Exercises to complete
• a. List every distinct calendar date (day, month and year) in the opinion letter below.
• b. Translate this sentence from the opinion letter into French: "For the purpose of giving this opinion, we have examined copies of the Registration Statement and the Plan."
• c. Retype the passage of the opinion letter that starts with "Re : VanceInfo" and goes on through "or schedule thereto).".

EX-5.1 2 d350800dex51.htm OPINION OF CONYERS DILL & PEARMAN (CAYMAN) LIMITED <![CDATA[Opinion of Conyers Dill & Pearman (Cayman) Limited]]>

Exhibit 5.1

[Letterhead of Conyers Dill & Pearman (Cayman) Limited]

21 May, 2012

Matter No.: 877094

Doc Ref: CWHB/RW/jm/1300158.3

(852) 2842 9511 / 2842 9554

David.Lamb@conyersdill.com

Rowan.Wu@conyersdill.com

VanceInfo Technologies Inc.

3/F, Building 8

Zhongguancun Software Park

Haidian District

Beijing, PRC 100193

Dear Sirs,

Re : VanceInfo Technologies Inc. (the “Company”)

We have acted as special legal counsel in the Cayman Islands to the Company in connection with a Registration Statement on Form S-8 (the “Registration Statement”, which term does not include any other document or agreement whether or not specifically referred to therein or attached as an exhibit or schedule thereto) to be filed with the Securities and Exchange Commission (the “Commission”) relating to the registration under the United States Securities Act of 1933, as amended (the “Securities Act”) of an additional 2,000,000 ordinary shares, par value US$0.001 per share (the “Ordinary Shares”), issuable pursuant to the 2007 Share Incentive Plan of the Company (the “Plan”, which term does not include any other document or agreement whether or not specifically referred to therein or attached as an exhibit or schedule thereto).

For the purpose of giving this opinion, we have examined copies of the Registration Statement and the Plan. We have also reviewed (i) the amended and restated memorandum and articles of association of the Company, (ii) copies of the minutes of a general meeting of the shareholders of the Company held on 30 July, 2007 (the “Shareholders Resolutions”), (iii) copies of the minutes of a meeting of the directors of the Company held on 30 July, 2007 and the written resolutions of all the directors of the Company dated 1 August, 2007 (the “Board Resolutions” and together with the Shareholders Resolutions, the “Resolutions”), (iv) copy director’s certificate dated 18 May, 2012 (the “Director’s Certificate”), (v) a certificate of good standing dated 10 May, 2012 (the “Certificate Date”) issued by the Registrar of Companies in relation to the Company, and (vi) such other documents, and made such enquires as to questions of law, as we have deemed necessary in order to render the opinion set forth below.


We have assumed (a) the genuineness and authenticity of all signatures and the conformity to the originals of all copies (whether or not certified) of all documents examined by us and the authenticity and completeness of the originals from which such copies were taken, (b) the accuracy and completeness of all factual representations made in the Registration Statement and the Plan and other documents reviewed by us, (c) that the Registration Statement will be duly filed with the Commission, (d) that the Resolutions and the resolutions referred to in the Director’s Certificate were duly passed, remain in full force and effect and have not been rescinded or amended, (e) that there is no provision of the law of any jurisdiction, other than the Cayman Islands, which would have any implication in relation to the opinions expressed herein, (f) that, upon the issue of any Ordinary Shares, the Company will receive payment in full which shall not be less than the par value of the Ordinary Shares and (g) that no person is aware of any improper purpose for the issue of the Ordinary Shares.

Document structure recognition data
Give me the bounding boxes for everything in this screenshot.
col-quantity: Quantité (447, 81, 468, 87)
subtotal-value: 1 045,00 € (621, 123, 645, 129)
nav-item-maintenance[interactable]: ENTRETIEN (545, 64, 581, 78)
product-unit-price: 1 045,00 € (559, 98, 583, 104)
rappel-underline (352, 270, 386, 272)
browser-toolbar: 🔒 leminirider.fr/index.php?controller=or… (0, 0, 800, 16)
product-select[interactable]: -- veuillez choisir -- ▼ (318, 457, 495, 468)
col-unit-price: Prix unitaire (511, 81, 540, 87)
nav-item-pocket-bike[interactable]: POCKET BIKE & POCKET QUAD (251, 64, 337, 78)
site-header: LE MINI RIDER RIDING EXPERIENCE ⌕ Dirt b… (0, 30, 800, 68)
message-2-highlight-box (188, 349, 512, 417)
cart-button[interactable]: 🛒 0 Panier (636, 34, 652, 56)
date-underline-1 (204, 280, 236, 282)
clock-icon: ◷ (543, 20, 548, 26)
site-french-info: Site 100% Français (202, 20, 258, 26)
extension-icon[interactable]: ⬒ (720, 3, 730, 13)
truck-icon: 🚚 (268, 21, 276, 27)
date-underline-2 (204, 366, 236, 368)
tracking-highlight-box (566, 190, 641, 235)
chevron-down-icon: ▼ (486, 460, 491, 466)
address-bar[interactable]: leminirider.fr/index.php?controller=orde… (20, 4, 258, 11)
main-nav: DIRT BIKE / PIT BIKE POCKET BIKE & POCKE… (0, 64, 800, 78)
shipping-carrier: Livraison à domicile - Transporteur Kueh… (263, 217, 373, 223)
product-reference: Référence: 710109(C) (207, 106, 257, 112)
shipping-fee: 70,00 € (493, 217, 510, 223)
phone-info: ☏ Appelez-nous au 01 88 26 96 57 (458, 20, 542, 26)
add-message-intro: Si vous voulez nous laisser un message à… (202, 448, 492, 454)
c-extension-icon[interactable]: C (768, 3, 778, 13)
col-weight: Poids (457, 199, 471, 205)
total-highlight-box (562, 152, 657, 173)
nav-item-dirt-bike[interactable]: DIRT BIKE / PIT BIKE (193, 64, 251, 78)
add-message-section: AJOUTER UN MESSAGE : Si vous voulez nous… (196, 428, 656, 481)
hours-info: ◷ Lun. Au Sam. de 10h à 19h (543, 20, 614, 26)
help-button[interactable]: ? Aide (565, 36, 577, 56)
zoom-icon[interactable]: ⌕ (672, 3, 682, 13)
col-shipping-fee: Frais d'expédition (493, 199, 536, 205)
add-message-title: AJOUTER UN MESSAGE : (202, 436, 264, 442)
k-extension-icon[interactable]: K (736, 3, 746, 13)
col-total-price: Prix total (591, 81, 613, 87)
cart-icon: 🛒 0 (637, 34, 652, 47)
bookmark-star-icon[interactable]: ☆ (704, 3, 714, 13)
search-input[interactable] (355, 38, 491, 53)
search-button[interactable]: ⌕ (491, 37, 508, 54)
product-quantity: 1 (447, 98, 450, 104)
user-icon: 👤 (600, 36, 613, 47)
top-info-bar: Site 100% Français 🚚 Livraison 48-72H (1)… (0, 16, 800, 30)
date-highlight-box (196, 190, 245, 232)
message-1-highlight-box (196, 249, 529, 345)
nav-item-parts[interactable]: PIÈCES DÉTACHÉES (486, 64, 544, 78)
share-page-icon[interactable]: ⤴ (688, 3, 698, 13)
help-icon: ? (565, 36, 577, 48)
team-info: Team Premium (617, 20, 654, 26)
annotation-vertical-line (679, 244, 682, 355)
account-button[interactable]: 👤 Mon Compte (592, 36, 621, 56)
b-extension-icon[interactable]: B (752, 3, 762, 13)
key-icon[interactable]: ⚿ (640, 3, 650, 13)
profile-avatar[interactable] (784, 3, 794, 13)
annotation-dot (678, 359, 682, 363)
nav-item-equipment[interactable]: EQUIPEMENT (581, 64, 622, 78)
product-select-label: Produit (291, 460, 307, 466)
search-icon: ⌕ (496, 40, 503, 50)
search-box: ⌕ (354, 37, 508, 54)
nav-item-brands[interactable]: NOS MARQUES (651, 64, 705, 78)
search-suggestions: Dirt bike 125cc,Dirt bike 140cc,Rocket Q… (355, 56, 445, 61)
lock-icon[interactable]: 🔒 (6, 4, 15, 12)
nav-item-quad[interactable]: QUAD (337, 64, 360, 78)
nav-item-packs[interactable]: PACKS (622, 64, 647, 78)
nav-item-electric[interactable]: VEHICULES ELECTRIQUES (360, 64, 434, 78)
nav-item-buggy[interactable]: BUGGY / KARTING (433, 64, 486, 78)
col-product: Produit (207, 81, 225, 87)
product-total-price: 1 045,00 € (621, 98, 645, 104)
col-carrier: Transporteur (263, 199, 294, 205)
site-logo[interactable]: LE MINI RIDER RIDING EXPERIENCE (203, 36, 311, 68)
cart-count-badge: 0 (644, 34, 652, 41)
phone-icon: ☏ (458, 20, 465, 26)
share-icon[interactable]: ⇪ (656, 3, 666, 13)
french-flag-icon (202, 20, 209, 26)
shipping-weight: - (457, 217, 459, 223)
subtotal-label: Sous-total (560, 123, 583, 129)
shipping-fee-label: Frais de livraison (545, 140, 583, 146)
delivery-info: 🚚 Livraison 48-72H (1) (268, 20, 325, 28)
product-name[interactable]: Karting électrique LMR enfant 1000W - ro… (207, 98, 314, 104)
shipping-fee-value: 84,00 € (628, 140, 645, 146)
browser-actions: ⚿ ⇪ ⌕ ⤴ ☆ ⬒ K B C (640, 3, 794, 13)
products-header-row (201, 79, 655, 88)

Expected results
• a.
21 May, 2012
30 July, 2007
1 August, 2007
18 May, 2012
10 May, 2012

• b. Aux fins du présent avis, nous avons examiné des copies de la Déclaration d'enregistrement et du Plan.

• c.
Re : VanceInfo Technologies Inc. (the “Company”)

We have acted as special legal counsel in the Cayman Islands to the Company in connection with a Registration Statement on Form S-8 (the “Registration Statement”, which term does not include any other document or agreement whether or not specifically referred to therein or attached as an exhibit or schedule thereto) to be filed with the Securities and Exchange Commission (the “Commission”) relating to the registration under the United States Securities Act of 1933, as amended (the “Securities Act”) of an additional 2,000,000 ordinary shares, par value US$0.001 per share (the “Ordinary Shares”), issuable pursuant to the 2007 Share Incentive Plan of the Company (the “Plan”, which term does not include any other document or agreement whether or not specifically referred to therein or attached as an exhibit or schedule thereto).